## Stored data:

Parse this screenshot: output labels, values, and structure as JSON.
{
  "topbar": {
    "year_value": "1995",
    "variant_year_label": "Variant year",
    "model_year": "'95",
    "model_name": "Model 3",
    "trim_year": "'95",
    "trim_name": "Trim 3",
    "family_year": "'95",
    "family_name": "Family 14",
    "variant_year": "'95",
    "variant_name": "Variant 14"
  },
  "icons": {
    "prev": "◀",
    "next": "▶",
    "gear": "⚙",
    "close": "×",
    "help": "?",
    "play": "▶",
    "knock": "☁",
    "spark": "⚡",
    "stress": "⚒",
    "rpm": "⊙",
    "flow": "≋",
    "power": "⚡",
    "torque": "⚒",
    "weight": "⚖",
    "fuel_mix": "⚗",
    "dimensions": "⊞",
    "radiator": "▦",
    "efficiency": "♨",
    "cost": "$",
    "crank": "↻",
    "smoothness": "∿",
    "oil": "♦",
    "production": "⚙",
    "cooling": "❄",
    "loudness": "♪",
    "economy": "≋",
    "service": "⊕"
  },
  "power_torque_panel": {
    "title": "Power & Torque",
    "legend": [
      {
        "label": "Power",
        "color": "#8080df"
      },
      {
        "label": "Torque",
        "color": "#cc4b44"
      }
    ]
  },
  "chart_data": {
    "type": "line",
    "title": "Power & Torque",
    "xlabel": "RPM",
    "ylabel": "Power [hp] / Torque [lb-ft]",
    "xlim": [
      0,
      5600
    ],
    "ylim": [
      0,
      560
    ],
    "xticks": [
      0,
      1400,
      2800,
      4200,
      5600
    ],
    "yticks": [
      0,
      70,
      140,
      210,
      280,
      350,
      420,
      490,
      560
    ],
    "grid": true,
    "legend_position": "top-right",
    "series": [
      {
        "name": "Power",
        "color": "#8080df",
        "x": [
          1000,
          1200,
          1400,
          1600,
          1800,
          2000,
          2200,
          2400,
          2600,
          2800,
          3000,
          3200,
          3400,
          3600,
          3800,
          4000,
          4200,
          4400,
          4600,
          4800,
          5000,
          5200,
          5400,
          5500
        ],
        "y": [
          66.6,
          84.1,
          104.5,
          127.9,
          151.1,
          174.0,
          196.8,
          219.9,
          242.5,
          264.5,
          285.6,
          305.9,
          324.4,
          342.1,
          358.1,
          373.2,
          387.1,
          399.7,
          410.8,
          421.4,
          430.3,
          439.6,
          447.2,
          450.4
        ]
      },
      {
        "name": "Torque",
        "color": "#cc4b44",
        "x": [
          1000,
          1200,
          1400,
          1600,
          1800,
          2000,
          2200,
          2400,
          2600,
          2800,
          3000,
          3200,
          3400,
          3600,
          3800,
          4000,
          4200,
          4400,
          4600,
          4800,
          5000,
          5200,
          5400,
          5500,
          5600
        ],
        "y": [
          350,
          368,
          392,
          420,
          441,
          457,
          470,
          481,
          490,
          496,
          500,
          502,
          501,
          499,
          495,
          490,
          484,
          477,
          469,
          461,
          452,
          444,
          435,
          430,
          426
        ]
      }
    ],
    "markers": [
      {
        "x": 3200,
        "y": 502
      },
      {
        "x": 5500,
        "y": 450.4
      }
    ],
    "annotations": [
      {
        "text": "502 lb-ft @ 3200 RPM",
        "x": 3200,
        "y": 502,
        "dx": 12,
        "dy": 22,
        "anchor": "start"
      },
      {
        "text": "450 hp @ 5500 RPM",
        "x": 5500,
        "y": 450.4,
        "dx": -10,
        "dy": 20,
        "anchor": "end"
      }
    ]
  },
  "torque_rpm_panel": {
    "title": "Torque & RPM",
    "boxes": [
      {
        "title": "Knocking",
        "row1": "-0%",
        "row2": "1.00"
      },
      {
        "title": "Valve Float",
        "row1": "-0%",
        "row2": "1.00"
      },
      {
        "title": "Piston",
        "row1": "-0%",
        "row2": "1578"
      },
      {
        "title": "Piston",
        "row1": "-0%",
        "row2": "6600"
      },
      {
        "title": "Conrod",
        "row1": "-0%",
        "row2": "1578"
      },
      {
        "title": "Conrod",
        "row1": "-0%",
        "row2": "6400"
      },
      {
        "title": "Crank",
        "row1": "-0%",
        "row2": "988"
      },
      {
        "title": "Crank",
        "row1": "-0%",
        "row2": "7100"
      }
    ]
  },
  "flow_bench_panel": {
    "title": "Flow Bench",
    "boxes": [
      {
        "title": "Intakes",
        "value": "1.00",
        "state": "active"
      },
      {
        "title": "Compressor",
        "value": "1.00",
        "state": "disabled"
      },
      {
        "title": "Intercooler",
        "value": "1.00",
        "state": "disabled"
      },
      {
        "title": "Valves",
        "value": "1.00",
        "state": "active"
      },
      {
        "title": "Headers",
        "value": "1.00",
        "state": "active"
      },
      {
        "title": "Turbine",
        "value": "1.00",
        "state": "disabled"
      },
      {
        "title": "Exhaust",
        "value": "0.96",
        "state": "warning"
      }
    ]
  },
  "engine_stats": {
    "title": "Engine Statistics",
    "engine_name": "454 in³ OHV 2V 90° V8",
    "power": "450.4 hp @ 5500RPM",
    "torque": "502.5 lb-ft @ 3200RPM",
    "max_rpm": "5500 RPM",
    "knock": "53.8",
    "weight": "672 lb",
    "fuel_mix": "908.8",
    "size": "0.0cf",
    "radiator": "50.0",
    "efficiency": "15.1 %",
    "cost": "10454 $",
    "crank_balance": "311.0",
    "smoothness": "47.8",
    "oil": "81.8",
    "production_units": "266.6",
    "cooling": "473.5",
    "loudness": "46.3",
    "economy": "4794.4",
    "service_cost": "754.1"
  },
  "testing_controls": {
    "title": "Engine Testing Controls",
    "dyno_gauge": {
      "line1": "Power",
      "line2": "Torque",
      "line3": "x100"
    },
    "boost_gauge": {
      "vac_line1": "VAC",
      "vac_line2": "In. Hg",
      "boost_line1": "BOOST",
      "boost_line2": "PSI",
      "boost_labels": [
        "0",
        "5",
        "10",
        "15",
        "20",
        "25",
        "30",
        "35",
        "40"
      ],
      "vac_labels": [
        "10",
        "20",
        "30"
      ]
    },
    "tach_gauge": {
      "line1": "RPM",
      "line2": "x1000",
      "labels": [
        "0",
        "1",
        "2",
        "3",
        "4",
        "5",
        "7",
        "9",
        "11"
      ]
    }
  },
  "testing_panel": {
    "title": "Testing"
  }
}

## THE PROBLEM:
Reproduce the data in its entirety, matching each character.

## SOLUTION FOR THIS EXERCISE:
Parse this screenshot: output labels, values, and structure as JSON.
{
  "topbar": {
    "year_value": "1995",
    "variant_year_label": "Variant year",
    "model_year": "'95",
    "model_name": "Model 3",
    "trim_year": "'95",
    "trim_name": "Trim 3",
    "family_year": "'95",
    "family_name": "Family 14",
    "variant_year": "'95",
    "variant_name": "Variant 14"
  },
  "icons": {
    "prev": "◀",
    "next": "▶",
    "gear": "⚙",
    "close": "×",
    "help": "?",
    "play": "▶",
    "knock": "☁",
    "spark": "⚡",
    "stress": "⚒",
    "rpm": "⊙",
    "flow": "≋",
    "power": "⚡",
    "torque": "⚒",
    "weight": "⚖",
    "fuel_mix": "⚗",
    "dimensions": "⊞",
    "radiator": "▦",
    "efficiency": "♨",
    "cost": "$",
    "crank": "↻",
    "smoothness": "∿",
    "oil": "♦",
    "production": "⚙",
    "cooling": "❄",
    "loudness": "♪",
    "economy": "≋",
    "service": "⊕"
  },
  "power_torque_panel": {
    "title": "Power & Torque",
    "legend": [
      {
        "label": "Power",
        "color": "#8080df"
      },
      {
        "label": "Torque",
        "color": "#cc4b44"
      }
    ]
  },
  "chart_data": {
    "type": "line",
    "title": "Power & Torque",
    "xlabel": "RPM",
    "ylabel": "Power [hp] / Torque [lb-ft]",
    "xlim": [
      0,
      5600
    ],
    "ylim": [
      0,
      560
    ],
    "xticks": [
      0,
      1400,
      2800,
      4200,
      5600
    ],
    "yticks": [
      0,
      70,
      140,
      210,
      280,
      350,
      420,
      490,
      560
    ],
    "grid": true,
    "legend_position": "top-right",
    "series": [
      {
        "name": "Power",
        "color": "#8080df",
        "x": [
          1000,
          1200,
          1400,
          1600,
          1800,
          2000,
          2200,
          2400,
          2600,
          2800,
          3000,
          3200,
          3400,
          3600,
          3800,
          4000,
          4200,
          4400,
          4600,
          4800,
          5000,
          5200,
          5400,
          5500
        ],
        "y": [
          66.6,
          84.1,
          104.5,
          127.9,
          151.1,
          174.0,
          196.8,
          219.9,
          242.5,
          264.5,
          285.6,
          305.9,
          324.4,
          342.1,
          358.1,
          373.2,
          387.1,
          399.7,
          410.8,
          421.4,
          430.3,
          439.6,
          447.2,
          450.4
        ]
      },
      {
        "name": "Torque",
        "color": "#cc4b44",
        "x": [
          1000,
          1200,
          1400,
          1600,
          1800,
          2000,
          2200,
          2400,
          2600,
          2800,
          3000,
          3200,
          3400,
          3600,
          3800,
          4000,
          4200,
          4400,
          4600,
          4800,
          5000,
          5200,
          5400,
          5500,
          5600
        ],
        "y": [
          350,
          368,
          392,
          420,
          441,
          457,
          470,
          481,
          490,
          496,
          500,
          502,
          501,
          499,
          495,
          490,
          484,
          477,
          469,
          461,
          452,
          444,
          435,
          430,
          426
        ]
      }
    ],
    "markers": [
      {
        "x": 3200,
        "y": 502
      },
      {
        "x": 5500,
        "y": 450.4
      }
    ],
    "annotations": [
      {
        "text": "502 lb-ft @ 3200 RPM",
        "x": 3200,
        "y": 502,
        "dx": 12,
        "dy": 22,
        "anchor": "start"
      },
      {
        "text": "450 hp @ 5500 RPM",
        "x": 5500,
        "y": 450.4,
        "dx": -10,
        "dy": 20,
        "anchor": "end"
      }
    ]
  },
  "torque_rpm_panel": {
    "title": "Torque & RPM",
    "boxes": [
      {
        "title": "Knocking",
        "row1": "-0%",
        "row2": "1.00"
      },
      {
        "title": "Valve Float",
        "row1": "-0%",
        "row2": "1.00"
      },
      {
        "title": "Piston",
        "row1": "-0%",
        "row2": "1578"
      },
      {
        "title": "Piston",
        "row1": "-0%",
        "row2": "6600"
      },
      {
        "title": "Conrod",
        "row1": "-0%",
        "row2": "1578"
      },
      {
        "title": "Conrod",
        "row1": "-0%",
        "row2": "6400"
      },
      {
        "title": "Crank",
        "row1": "-0%",
        "row2": "988"
      },
      {
        "title": "Crank",
        "row1": "-0%",
        "row2": "7100"
      }
    ]
  },
  "flow_bench_panel": {
    "title": "Flow Bench",
    "boxes": [
      {
        "title": "Intakes",
        "value": "1.00",
        "state": "active"
      },
      {
        "title": "Compressor",
        "value": "1.00",
        "state": "disabled"
      },
      {
        "title": "Intercooler",
        "value": "1.00",
        "state": "disabled"
      },
      {
        "title": "Valves",
        "value": "1.00",
        "state": "active"
      },
      {
        "title": "Headers",
        "value": "1.00",
        "state": "active"
      },
      {
        "title": "Turbine",
        "value": "1.00",
        "state": "disabled"
      },
      {
        "title": "Exhaust",
        "value": "0.96",
        "state": "warning"
      }
    ]
  },
  "engine_stats": {
    "title": "Engine Statistics",
    "engine_name": "454 in³ OHV 2V 90° V8",
    "power": "450.4 hp @ 5500RPM",
    "torque": "502.5 lb-ft @ 3200RPM",
    "max_rpm": "5500 RPM",
    "knock": "53.8",
    "weight": "672 lb",
    "fuel_mix": "908.8",
    "size": "0.0cf",
    "radiator": "50.0",
    "efficiency": "15.1 %",
    "cost": "10454 $",
    "crank_balance": "311.0",
    "smoothness": "47.8",
    "oil": "81.8",
    "production_units": "266.6",
    "cooling": "473.5",
    "loudness": "46.3",
    "economy": "4794.4",
    "service_cost": "754.1"
  },
  "testing_controls": {
    "title": "Engine Testing Controls",
    "dyno_gauge": {
      "line1": "Power",
      "line2": "Torque",
      "line3": "x100"
    },
    "boost_gauge": {
      "vac_line1": "VAC",
      "vac_line2": "In. Hg",
      "boost_line1": "BOOST",
      "boost_line2": "PSI",
      "boost_labels": [
        "0",
        "5",
        "10",
        "15",
        "20",
        "25",
        "30",
        "35",
        "40"
      ],
      "vac_labels": [
        "10",
        "20",
        "30"
      ]
    },
    "tach_gauge": {
      "line1": "RPM",
      "line2": "x1000",
      "labels": [
        "0",
        "1",
        "2",
        "3",
        "4",
        "5",
        "7",
        "9",
        "11"
      ]
    }
  },
  "testing_panel": {
    "title": "Testing"
  }
}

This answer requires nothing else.